Saved data entries
══════════════════════════════
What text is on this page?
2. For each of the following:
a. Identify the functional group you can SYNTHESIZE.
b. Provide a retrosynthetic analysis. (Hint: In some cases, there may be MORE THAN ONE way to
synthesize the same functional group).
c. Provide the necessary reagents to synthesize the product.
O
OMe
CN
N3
══════════════════════════════
Job
From the entries above, extract each line containing "group".

Exercise solution
a. Identify the functional group you can SYNTHESIZE.
synthesize the same functional group).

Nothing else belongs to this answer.